## [Exercise]
Reproduce the rows verbatim, starting with the first row and stopping after the line that contains "candlestick <box>44 593 55 630</box>", with that line included.

## [Given data]
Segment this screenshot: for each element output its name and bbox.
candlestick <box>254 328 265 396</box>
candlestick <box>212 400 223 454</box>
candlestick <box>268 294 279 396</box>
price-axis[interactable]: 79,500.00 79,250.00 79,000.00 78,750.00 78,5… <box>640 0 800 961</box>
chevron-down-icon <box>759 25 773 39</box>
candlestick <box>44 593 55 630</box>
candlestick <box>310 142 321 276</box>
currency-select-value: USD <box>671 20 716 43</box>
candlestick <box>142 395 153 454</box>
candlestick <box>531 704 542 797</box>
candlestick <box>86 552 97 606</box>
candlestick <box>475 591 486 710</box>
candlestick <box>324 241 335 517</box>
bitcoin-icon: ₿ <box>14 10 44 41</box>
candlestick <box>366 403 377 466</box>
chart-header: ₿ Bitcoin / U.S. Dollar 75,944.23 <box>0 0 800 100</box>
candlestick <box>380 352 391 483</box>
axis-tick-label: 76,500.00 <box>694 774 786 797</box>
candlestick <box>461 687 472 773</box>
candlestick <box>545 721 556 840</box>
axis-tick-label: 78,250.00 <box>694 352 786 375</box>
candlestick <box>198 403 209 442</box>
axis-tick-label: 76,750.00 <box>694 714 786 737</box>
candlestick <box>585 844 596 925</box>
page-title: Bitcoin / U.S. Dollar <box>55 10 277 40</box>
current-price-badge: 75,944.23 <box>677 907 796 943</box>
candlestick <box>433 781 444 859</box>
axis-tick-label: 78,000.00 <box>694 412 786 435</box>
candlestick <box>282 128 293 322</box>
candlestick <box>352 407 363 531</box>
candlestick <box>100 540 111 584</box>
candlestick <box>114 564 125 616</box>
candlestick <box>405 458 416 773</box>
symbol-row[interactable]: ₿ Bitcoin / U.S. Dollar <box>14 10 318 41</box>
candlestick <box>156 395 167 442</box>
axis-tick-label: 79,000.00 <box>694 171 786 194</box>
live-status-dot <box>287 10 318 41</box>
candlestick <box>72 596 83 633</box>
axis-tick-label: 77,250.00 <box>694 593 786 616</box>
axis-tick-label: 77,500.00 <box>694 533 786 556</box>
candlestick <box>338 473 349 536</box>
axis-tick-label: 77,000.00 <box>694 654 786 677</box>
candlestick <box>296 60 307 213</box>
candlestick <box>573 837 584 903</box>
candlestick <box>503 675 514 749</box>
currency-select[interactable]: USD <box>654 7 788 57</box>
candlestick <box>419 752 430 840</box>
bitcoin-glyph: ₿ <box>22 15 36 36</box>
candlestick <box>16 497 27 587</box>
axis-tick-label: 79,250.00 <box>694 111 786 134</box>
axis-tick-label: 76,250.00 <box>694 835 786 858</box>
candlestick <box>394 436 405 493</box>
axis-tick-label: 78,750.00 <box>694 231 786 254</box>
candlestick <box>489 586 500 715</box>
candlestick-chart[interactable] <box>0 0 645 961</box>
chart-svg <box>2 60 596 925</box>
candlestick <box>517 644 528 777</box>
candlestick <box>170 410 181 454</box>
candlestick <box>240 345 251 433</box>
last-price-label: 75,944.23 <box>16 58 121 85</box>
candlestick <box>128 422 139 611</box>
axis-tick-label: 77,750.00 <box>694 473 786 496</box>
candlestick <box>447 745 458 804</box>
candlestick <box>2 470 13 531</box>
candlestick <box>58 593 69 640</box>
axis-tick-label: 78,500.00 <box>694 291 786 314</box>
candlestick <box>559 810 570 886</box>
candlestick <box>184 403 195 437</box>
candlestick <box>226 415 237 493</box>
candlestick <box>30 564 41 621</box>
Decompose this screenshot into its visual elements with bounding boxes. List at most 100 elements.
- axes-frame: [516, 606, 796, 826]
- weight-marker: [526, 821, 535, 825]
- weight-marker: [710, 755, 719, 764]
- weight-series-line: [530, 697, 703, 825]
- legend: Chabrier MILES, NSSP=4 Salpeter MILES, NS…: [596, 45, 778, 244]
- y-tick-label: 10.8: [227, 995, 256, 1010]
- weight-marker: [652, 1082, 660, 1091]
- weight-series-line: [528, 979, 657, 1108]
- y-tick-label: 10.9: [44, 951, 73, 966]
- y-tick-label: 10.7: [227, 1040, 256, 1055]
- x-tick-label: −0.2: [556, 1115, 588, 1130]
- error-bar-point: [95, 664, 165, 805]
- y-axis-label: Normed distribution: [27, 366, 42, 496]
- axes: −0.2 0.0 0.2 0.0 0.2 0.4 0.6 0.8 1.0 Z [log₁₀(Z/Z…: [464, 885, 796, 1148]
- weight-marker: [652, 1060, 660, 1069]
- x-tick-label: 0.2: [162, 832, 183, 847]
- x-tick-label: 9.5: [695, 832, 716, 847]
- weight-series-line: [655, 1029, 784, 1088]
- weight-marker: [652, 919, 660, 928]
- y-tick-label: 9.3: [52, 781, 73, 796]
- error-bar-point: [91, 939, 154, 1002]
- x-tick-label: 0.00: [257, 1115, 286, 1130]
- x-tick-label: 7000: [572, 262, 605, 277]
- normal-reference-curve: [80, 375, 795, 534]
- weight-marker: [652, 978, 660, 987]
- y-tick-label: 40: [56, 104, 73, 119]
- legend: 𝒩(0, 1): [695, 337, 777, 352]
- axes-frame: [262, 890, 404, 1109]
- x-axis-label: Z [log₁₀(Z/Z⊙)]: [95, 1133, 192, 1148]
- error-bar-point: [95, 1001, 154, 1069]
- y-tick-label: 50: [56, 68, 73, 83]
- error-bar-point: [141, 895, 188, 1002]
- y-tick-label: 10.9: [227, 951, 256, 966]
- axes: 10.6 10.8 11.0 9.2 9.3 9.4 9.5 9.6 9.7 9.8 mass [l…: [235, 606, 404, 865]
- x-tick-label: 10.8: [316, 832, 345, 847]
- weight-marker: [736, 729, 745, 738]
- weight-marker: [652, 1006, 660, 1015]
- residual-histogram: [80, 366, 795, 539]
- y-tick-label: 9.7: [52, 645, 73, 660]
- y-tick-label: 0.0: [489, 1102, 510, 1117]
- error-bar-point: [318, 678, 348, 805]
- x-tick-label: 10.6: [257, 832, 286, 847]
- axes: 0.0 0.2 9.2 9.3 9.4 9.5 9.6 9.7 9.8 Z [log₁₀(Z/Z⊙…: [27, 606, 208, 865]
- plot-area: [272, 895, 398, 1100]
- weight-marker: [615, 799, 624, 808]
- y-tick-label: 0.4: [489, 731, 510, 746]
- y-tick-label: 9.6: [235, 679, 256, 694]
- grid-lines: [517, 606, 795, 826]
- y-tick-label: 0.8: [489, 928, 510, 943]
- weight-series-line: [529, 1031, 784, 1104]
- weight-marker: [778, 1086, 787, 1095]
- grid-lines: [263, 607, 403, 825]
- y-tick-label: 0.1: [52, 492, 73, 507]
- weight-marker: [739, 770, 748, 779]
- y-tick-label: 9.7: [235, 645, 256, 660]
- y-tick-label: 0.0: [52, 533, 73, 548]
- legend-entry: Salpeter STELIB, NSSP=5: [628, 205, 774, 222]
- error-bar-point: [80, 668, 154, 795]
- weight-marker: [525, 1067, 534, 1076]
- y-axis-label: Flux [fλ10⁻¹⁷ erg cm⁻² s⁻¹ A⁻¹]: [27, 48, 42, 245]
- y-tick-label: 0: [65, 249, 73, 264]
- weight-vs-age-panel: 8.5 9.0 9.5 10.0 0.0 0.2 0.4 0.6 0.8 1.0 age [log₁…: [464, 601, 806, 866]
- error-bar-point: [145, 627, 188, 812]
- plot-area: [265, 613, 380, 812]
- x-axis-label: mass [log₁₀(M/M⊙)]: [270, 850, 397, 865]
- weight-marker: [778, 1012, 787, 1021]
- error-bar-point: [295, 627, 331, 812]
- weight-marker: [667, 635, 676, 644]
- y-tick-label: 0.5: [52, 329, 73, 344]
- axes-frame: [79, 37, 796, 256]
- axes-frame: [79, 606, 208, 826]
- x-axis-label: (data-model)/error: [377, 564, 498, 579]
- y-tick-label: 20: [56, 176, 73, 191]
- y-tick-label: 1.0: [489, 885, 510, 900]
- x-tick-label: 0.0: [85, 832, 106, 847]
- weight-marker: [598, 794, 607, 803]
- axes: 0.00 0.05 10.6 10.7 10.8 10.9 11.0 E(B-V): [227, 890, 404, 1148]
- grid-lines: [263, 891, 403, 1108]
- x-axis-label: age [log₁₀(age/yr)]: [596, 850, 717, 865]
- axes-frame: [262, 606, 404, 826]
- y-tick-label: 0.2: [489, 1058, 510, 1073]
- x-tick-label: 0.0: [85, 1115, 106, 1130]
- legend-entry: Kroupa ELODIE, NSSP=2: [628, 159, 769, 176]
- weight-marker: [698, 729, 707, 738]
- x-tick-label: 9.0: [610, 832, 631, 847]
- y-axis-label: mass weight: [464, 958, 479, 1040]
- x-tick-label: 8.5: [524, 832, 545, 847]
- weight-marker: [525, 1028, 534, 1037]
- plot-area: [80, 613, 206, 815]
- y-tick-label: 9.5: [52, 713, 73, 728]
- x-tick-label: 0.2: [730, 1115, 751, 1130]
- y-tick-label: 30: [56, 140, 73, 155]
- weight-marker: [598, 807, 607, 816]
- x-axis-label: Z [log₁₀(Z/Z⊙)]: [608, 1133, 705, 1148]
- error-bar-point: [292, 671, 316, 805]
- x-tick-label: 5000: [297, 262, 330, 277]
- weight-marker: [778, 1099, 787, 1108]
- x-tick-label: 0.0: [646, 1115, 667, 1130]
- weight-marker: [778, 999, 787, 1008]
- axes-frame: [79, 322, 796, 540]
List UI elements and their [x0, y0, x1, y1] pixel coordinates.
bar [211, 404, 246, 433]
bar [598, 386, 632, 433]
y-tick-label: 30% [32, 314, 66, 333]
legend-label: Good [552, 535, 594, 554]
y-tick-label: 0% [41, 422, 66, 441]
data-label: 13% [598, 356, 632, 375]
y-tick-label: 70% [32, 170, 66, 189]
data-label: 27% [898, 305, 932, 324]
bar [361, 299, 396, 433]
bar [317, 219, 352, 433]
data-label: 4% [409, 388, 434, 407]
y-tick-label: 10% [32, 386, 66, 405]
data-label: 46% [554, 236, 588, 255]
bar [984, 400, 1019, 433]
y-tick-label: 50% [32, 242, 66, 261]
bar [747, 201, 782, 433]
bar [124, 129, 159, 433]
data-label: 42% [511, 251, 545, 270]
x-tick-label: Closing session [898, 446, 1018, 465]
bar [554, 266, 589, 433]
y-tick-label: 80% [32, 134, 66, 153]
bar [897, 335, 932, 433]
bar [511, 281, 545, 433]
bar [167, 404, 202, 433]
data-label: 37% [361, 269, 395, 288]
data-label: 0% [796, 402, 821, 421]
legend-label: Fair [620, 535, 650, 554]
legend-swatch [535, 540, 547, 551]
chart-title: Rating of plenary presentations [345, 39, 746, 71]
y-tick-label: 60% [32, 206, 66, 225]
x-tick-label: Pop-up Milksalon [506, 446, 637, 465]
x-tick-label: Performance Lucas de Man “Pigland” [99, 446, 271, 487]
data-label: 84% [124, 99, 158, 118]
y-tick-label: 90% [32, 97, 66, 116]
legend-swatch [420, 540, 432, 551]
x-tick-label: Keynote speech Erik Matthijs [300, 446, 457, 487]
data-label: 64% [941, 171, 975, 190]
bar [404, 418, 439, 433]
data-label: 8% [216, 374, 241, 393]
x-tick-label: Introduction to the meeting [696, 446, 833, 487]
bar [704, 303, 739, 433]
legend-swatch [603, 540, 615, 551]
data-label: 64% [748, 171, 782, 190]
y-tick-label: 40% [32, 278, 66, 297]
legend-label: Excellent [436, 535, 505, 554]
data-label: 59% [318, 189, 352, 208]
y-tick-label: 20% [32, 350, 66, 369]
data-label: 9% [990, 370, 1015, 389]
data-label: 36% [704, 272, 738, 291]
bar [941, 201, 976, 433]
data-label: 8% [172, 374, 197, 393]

## [Answer to the problem]
Segment this screenshot: for each element output its name and bbox.
candlestick <box>254 328 265 396</box>
candlestick <box>212 400 223 454</box>
candlestick <box>268 294 279 396</box>
price-axis[interactable]: 79,500.00 79,250.00 79,000.00 78,750.00 78,5… <box>640 0 800 961</box>
chevron-down-icon <box>759 25 773 39</box>
candlestick <box>44 593 55 630</box>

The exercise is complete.